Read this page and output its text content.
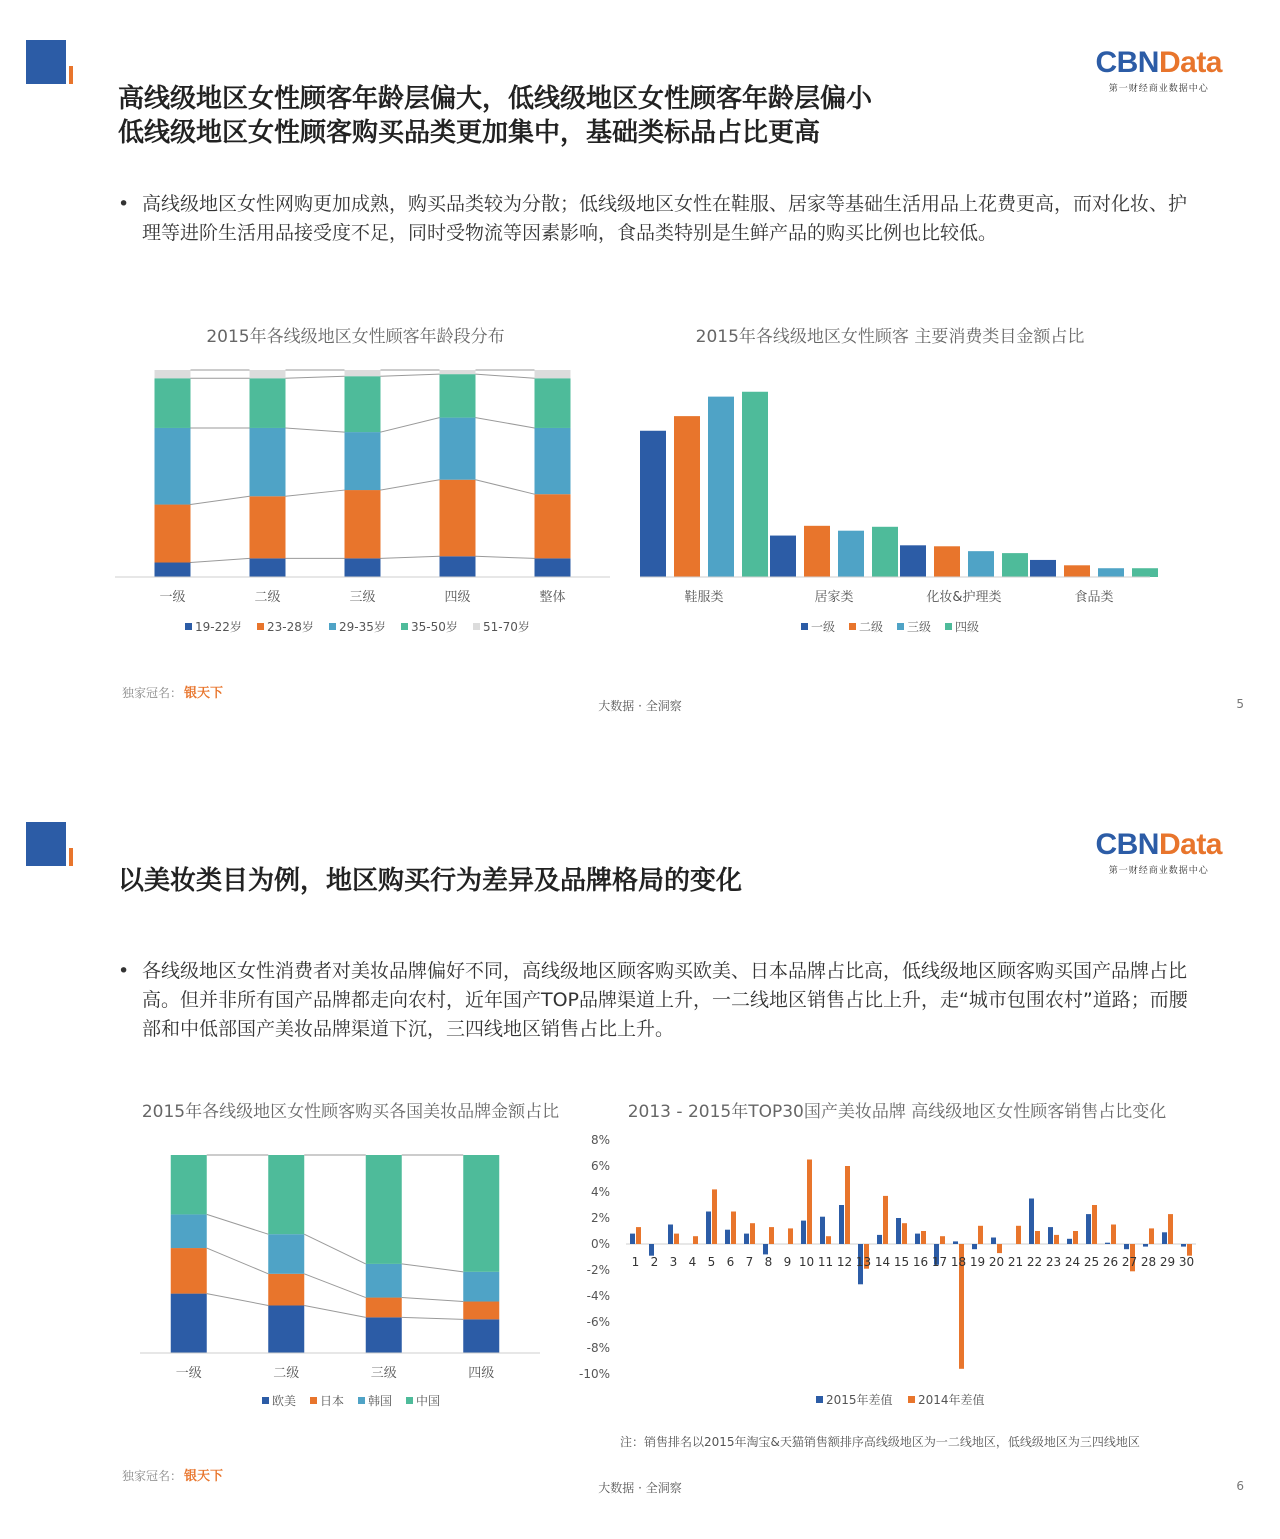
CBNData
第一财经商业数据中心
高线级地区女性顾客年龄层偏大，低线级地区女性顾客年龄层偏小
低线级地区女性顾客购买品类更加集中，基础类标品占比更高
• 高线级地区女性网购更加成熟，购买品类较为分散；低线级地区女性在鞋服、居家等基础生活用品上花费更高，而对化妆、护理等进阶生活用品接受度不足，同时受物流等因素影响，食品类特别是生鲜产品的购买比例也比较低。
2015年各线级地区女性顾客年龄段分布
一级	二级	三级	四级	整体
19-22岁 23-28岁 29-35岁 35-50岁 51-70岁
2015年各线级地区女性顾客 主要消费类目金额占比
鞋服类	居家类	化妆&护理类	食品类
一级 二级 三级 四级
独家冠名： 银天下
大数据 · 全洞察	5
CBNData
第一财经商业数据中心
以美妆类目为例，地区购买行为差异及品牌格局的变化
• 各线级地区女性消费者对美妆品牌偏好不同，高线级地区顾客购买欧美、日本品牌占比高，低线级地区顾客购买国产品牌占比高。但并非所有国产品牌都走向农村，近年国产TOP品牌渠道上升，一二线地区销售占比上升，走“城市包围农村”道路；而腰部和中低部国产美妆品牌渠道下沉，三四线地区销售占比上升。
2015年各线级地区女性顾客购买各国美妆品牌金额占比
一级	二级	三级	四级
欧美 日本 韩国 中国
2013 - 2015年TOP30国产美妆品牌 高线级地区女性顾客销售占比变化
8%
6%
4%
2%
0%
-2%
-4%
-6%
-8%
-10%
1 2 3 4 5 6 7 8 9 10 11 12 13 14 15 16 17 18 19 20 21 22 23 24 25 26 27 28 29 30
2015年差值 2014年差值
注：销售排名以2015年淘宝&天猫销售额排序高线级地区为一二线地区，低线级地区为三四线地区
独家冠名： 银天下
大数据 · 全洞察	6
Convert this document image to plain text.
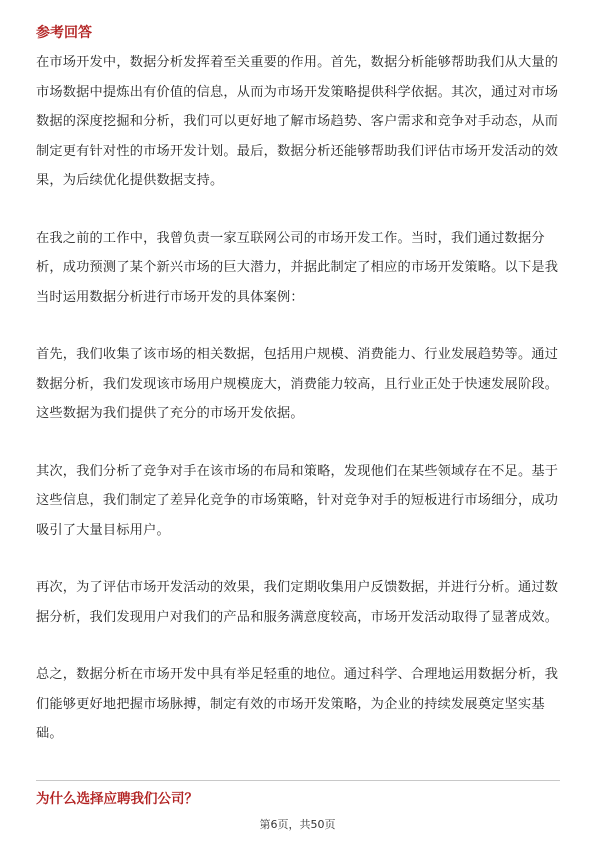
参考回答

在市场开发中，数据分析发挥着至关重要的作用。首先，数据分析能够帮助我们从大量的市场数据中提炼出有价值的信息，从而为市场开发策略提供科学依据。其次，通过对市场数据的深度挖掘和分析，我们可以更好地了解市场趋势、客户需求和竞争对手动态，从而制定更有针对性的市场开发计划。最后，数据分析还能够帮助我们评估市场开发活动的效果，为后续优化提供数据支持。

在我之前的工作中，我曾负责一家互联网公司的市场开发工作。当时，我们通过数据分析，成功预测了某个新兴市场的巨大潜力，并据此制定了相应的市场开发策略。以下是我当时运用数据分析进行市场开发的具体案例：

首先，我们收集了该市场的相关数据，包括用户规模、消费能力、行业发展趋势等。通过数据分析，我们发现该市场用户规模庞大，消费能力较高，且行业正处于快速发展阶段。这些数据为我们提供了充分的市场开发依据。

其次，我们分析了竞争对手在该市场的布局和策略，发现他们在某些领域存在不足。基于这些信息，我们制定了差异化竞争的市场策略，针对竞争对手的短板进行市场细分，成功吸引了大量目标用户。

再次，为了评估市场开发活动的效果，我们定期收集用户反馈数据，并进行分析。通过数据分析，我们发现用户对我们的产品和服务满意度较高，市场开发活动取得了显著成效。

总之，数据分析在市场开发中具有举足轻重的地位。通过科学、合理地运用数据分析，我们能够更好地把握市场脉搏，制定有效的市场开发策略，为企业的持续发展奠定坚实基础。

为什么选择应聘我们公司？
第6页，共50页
****************
Reproduce all of the data exactly, omitting each picture it holds.

Read this page and output its text content.
CBNData
第一财经商业数据中心
高线级地区女性顾客年龄层偏大，低线级地区女性顾客年龄层偏小
低线级地区女性顾客购买品类更加集中，基础类标品占比更高
• 高线级地区女性网购更加成熟，购买品类较为分散；低线级地区女性在鞋服、居家等基础生活用品上花费更高，而对化妆、护理等进阶生活用品接受度不足，同时受物流等因素影响，食品类特别是生鲜产品的购买比例也比较低。
2015年各线级地区女性顾客年龄段分布
一级	二级	三级	四级	整体
19-22岁 23-28岁 29-35岁 35-50岁 51-70岁
2015年各线级地区女性顾客 主要消费类目金额占比
鞋服类	居家类	化妆&护理类	食品类
一级 二级 三级 四级
独家冠名： 银天下
大数据 · 全洞察	5
CBNData
第一财经商业数据中心
以美妆类目为例，地区购买行为差异及品牌格局的变化
• 各线级地区女性消费者对美妆品牌偏好不同，高线级地区顾客购买欧美、日本品牌占比高，低线级地区顾客购买国产品牌占比高。但并非所有国产品牌都走向农村，近年国产TOP品牌渠道上升，一二线地区销售占比上升，走“城市包围农村”道路；而腰部和中低部国产美妆品牌渠道下沉，三四线地区销售占比上升。
2015年各线级地区女性顾客购买各国美妆品牌金额占比
一级	二级	三级	四级
欧美 日本 韩国 中国
2013 - 2015年TOP30国产美妆品牌 高线级地区女性顾客销售占比变化
8%
6%
4%
2%
0%
-2%
-4%
-6%
-8%
-10%
1 2 3 4 5 6 7 8 9 10 11 12 13 14 15 16 17 18 19 20 21 22 23 24 25 26 27 28 29 30
2015年差值 2014年差值
注：销售排名以2015年淘宝&天猫销售额排序高线级地区为一二线地区，低线级地区为三四线地区
独家冠名： 银天下
大数据 · 全洞察	6
Convert this document image to plain text.
参考回答

在市场开发中，数据分析发挥着至关重要的作用。首先，数据分析能够帮助我们从大量的市场数据中提炼出有价值的信息，从而为市场开发策略提供科学依据。其次，通过对市场数据的深度挖掘和分析，我们可以更好地了解市场趋势、客户需求和竞争对手动态，从而制定更有针对性的市场开发计划。最后，数据分析还能够帮助我们评估市场开发活动的效果，为后续优化提供数据支持。

在我之前的工作中，我曾负责一家互联网公司的市场开发工作。当时，我们通过数据分析，成功预测了某个新兴市场的巨大潜力，并据此制定了相应的市场开发策略。以下是我当时运用数据分析进行市场开发的具体案例：

首先，我们收集了该市场的相关数据，包括用户规模、消费能力、行业发展趋势等。通过数据分析，我们发现该市场用户规模庞大，消费能力较高，且行业正处于快速发展阶段。这些数据为我们提供了充分的市场开发依据。

其次，我们分析了竞争对手在该市场的布局和策略，发现他们在某些领域存在不足。基于这些信息，我们制定了差异化竞争的市场策略，针对竞争对手的短板进行市场细分，成功吸引了大量目标用户。

再次，为了评估市场开发活动的效果，我们定期收集用户反馈数据，并进行分析。通过数据分析，我们发现用户对我们的产品和服务满意度较高，市场开发活动取得了显著成效。

总之，数据分析在市场开发中具有举足轻重的地位。通过科学、合理地运用数据分析，我们能够更好地把握市场脉搏，制定有效的市场开发策略，为企业的持续发展奠定坚实基础。

为什么选择应聘我们公司？
第6页，共50页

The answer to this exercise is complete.